• **REQUEST**:
Word for word, set down the records and skip each picture.

• **PROVIDED RECORDS**:
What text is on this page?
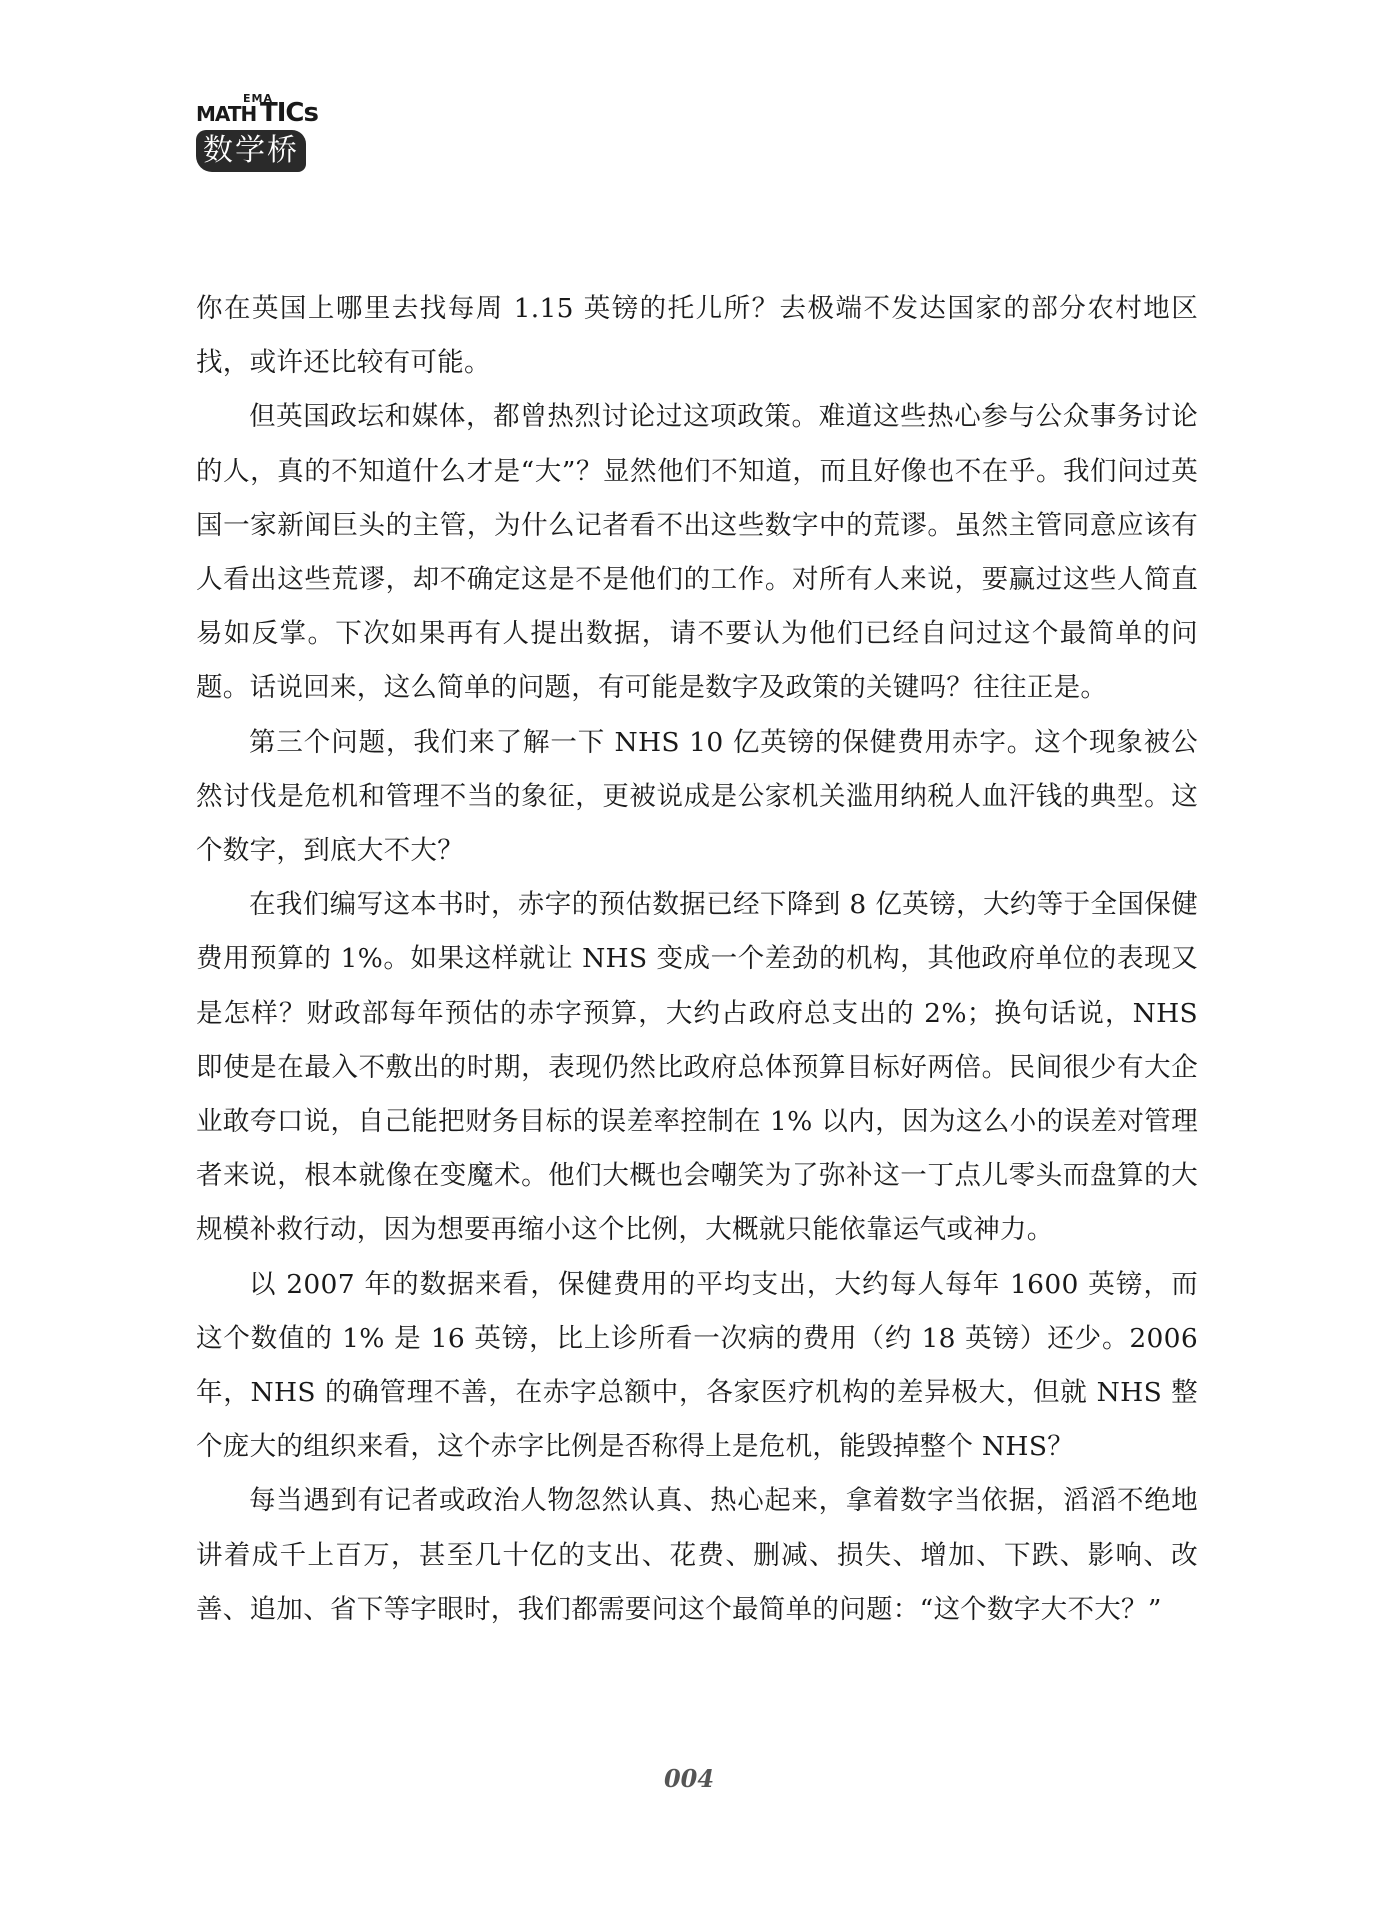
MATH
EMA
TICs
数学桥

你在英国上哪里去找每周 1.15 英镑的托儿所？去极端不发达国家的部分农村地区找，或许还比较有可能。

但英国政坛和媒体，都曾热烈讨论过这项政策。难道这些热心参与公众事务讨论的人，真的不知道什么才是“大”？显然他们不知道，而且好像也不在乎。我们问过英国一家新闻巨头的主管，为什么记者看不出这些数字中的荒谬。虽然主管同意应该有人看出这些荒谬，却不确定这是不是他们的工作。对所有人来说，要赢过这些人简直易如反掌。下次如果再有人提出数据，请不要认为他们已经自问过这个最简单的问题。话说回来，这么简单的问题，有可能是数字及政策的关键吗？往往正是。

第三个问题，我们来了解一下 NHS 10 亿英镑的保健费用赤字。这个现象被公然讨伐是危机和管理不当的象征，更被说成是公家机关滥用纳税人血汗钱的典型。这个数字，到底大不大？

在我们编写这本书时，赤字的预估数据已经下降到 8 亿英镑，大约等于全国保健费用预算的 1%。如果这样就让 NHS 变成一个差劲的机构，其他政府单位的表现又是怎样？财政部每年预估的赤字预算，大约占政府总支出的 2%；换句话说，NHS 即使是在最入不敷出的时期，表现仍然比政府总体预算目标好两倍。民间很少有大企业敢夸口说，自己能把财务目标的误差率控制在 1% 以内，因为这么小的误差对管理者来说，根本就像在变魔术。他们大概也会嘲笑为了弥补这一丁点儿零头而盘算的大规模补救行动，因为想要再缩小这个比例，大概就只能依靠运气或神力。

以 2007 年的数据来看，保健费用的平均支出，大约每人每年 1600 英镑，而这个数值的 1% 是 16 英镑，比上诊所看一次病的费用（约 18 英镑）还少。2006 年，NHS 的确管理不善，在赤字总额中，各家医疗机构的差异极大，但就 NHS 整个庞大的组织来看，这个赤字比例是否称得上是危机，能毁掉整个 NHS？

每当遇到有记者或政治人物忽然认真、热心起来，拿着数字当依据，滔滔不绝地讲着成千上百万，甚至几十亿的支出、花费、删减、损失、增加、下跌、影响、改善、追加、省下等字眼时，我们都需要问这个最简单的问题：“这个数字大不大？”

004
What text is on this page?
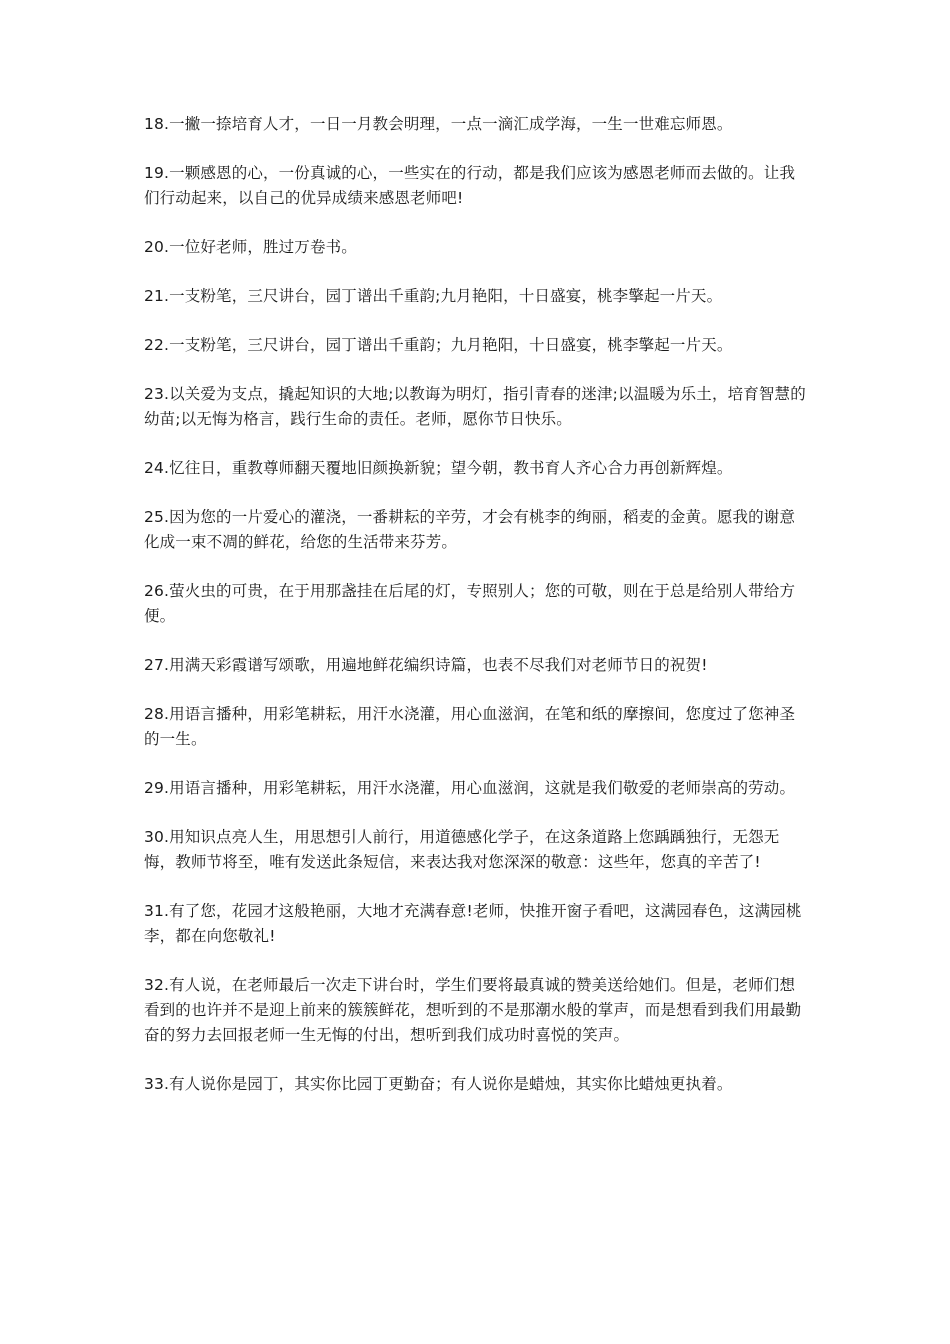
18.一撇一捺培育人才，一日一月教会明理，一点一滴汇成学海，一生一世难忘师恩。

19.一颗感恩的心，一份真诚的心，一些实在的行动，都是我们应该为感恩老师而去做的。让我们行动起来，以自己的优异成绩来感恩老师吧!

20.一位好老师，胜过万卷书。

21.一支粉笔，三尺讲台，园丁谱出千重韵;九月艳阳，十日盛宴，桃李擎起一片天。

22.一支粉笔，三尺讲台，园丁谱出千重韵；九月艳阳，十日盛宴，桃李擎起一片天。

23.以关爱为支点，撬起知识的大地;以教诲为明灯，指引青春的迷津;以温暖为乐土，培育智慧的幼苗;以无悔为格言，践行生命的责任。老师，愿你节日快乐。

24.忆往日，重教尊师翻天覆地旧颜换新貌；望今朝，教书育人齐心合力再创新辉煌。

25.因为您的一片爱心的灌浇，一番耕耘的辛劳，才会有桃李的绚丽，稻麦的金黄。愿我的谢意化成一束不凋的鲜花，给您的生活带来芬芳。

26.萤火虫的可贵，在于用那盏挂在后尾的灯，专照别人；您的可敬，则在于总是给别人带给方便。

27.用满天彩霞谱写颂歌，用遍地鲜花编织诗篇，也表不尽我们对老师节日的祝贺!

28.用语言播种，用彩笔耕耘，用汗水浇灌，用心血滋润，在笔和纸的摩擦间，您度过了您神圣的一生。

29.用语言播种，用彩笔耕耘，用汗水浇灌，用心血滋润，这就是我们敬爱的老师崇高的劳动。

30.用知识点亮人生，用思想引人前行，用道德感化学子，在这条道路上您踽踽独行，无怨无悔，教师节将至，唯有发送此条短信，来表达我对您深深的敬意：这些年，您真的辛苦了!

31.有了您，花园才这般艳丽，大地才充满春意!老师，快推开窗子看吧，这满园春色，这满园桃李，都在向您敬礼!

32.有人说，在老师最后一次走下讲台时，学生们要将最真诚的赞美送给她们。但是，老师们想看到的也许并不是迎上前来的簇簇鲜花，想听到的不是那潮水般的掌声，而是想看到我们用最勤奋的努力去回报老师一生无悔的付出，想听到我们成功时喜悦的笑声。

33.有人说你是园丁，其实你比园丁更勤奋；有人说你是蜡烛，其实你比蜡烛更执着。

• **RESPONSE FOR THIS EXERCISE**:
What text is on this page?
MATH
EMA
TICs
数学桥

你在英国上哪里去找每周 1.15 英镑的托儿所？去极端不发达国家的部分农村地区找，或许还比较有可能。

但英国政坛和媒体，都曾热烈讨论过这项政策。难道这些热心参与公众事务讨论的人，真的不知道什么才是“大”？显然他们不知道，而且好像也不在乎。我们问过英国一家新闻巨头的主管，为什么记者看不出这些数字中的荒谬。虽然主管同意应该有人看出这些荒谬，却不确定这是不是他们的工作。对所有人来说，要赢过这些人简直易如反掌。下次如果再有人提出数据，请不要认为他们已经自问过这个最简单的问题。话说回来，这么简单的问题，有可能是数字及政策的关键吗？往往正是。

第三个问题，我们来了解一下 NHS 10 亿英镑的保健费用赤字。这个现象被公然讨伐是危机和管理不当的象征，更被说成是公家机关滥用纳税人血汗钱的典型。这个数字，到底大不大？

在我们编写这本书时，赤字的预估数据已经下降到 8 亿英镑，大约等于全国保健费用预算的 1%。如果这样就让 NHS 变成一个差劲的机构，其他政府单位的表现又是怎样？财政部每年预估的赤字预算，大约占政府总支出的 2%；换句话说，NHS 即使是在最入不敷出的时期，表现仍然比政府总体预算目标好两倍。民间很少有大企业敢夸口说，自己能把财务目标的误差率控制在 1% 以内，因为这么小的误差对管理者来说，根本就像在变魔术。他们大概也会嘲笑为了弥补这一丁点儿零头而盘算的大规模补救行动，因为想要再缩小这个比例，大概就只能依靠运气或神力。

以 2007 年的数据来看，保健费用的平均支出，大约每人每年 1600 英镑，而这个数值的 1% 是 16 英镑，比上诊所看一次病的费用（约 18 英镑）还少。2006 年，NHS 的确管理不善，在赤字总额中，各家医疗机构的差异极大，但就 NHS 整个庞大的组织来看，这个赤字比例是否称得上是危机，能毁掉整个 NHS？

每当遇到有记者或政治人物忽然认真、热心起来，拿着数字当依据，滔滔不绝地讲着成千上百万，甚至几十亿的支出、花费、删减、损失、增加、下跌、影响、改善、追加、省下等字眼时，我们都需要问这个最简单的问题：“这个数字大不大？”

004
What text is on this page?
18.一撇一捺培育人才，一日一月教会明理，一点一滴汇成学海，一生一世难忘师恩。

19.一颗感恩的心，一份真诚的心，一些实在的行动，都是我们应该为感恩老师而去做的。让我们行动起来，以自己的优异成绩来感恩老师吧!

20.一位好老师，胜过万卷书。

21.一支粉笔，三尺讲台，园丁谱出千重韵;九月艳阳，十日盛宴，桃李擎起一片天。

22.一支粉笔，三尺讲台，园丁谱出千重韵；九月艳阳，十日盛宴，桃李擎起一片天。

23.以关爱为支点，撬起知识的大地;以教诲为明灯，指引青春的迷津;以温暖为乐土，培育智慧的幼苗;以无悔为格言，践行生命的责任。老师，愿你节日快乐。

24.忆往日，重教尊师翻天覆地旧颜换新貌；望今朝，教书育人齐心合力再创新辉煌。

25.因为您的一片爱心的灌浇，一番耕耘的辛劳，才会有桃李的绚丽，稻麦的金黄。愿我的谢意化成一束不凋的鲜花，给您的生活带来芬芳。

26.萤火虫的可贵，在于用那盏挂在后尾的灯，专照别人；您的可敬，则在于总是给别人带给方便。

27.用满天彩霞谱写颂歌，用遍地鲜花编织诗篇，也表不尽我们对老师节日的祝贺!

28.用语言播种，用彩笔耕耘，用汗水浇灌，用心血滋润，在笔和纸的摩擦间，您度过了您神圣的一生。

29.用语言播种，用彩笔耕耘，用汗水浇灌，用心血滋润，这就是我们敬爱的老师崇高的劳动。

30.用知识点亮人生，用思想引人前行，用道德感化学子，在这条道路上您踽踽独行，无怨无悔，教师节将至，唯有发送此条短信，来表达我对您深深的敬意：这些年，您真的辛苦了!

31.有了您，花园才这般艳丽，大地才充满春意!老师，快推开窗子看吧，这满园春色，这满园桃李，都在向您敬礼!

32.有人说，在老师最后一次走下讲台时，学生们要将最真诚的赞美送给她们。但是，老师们想看到的也许并不是迎上前来的簇簇鲜花，想听到的不是那潮水般的掌声，而是想看到我们用最勤奋的努力去回报老师一生无悔的付出，想听到我们成功时喜悦的笑声。

33.有人说你是园丁，其实你比园丁更勤奋；有人说你是蜡烛，其实你比蜡烛更执着。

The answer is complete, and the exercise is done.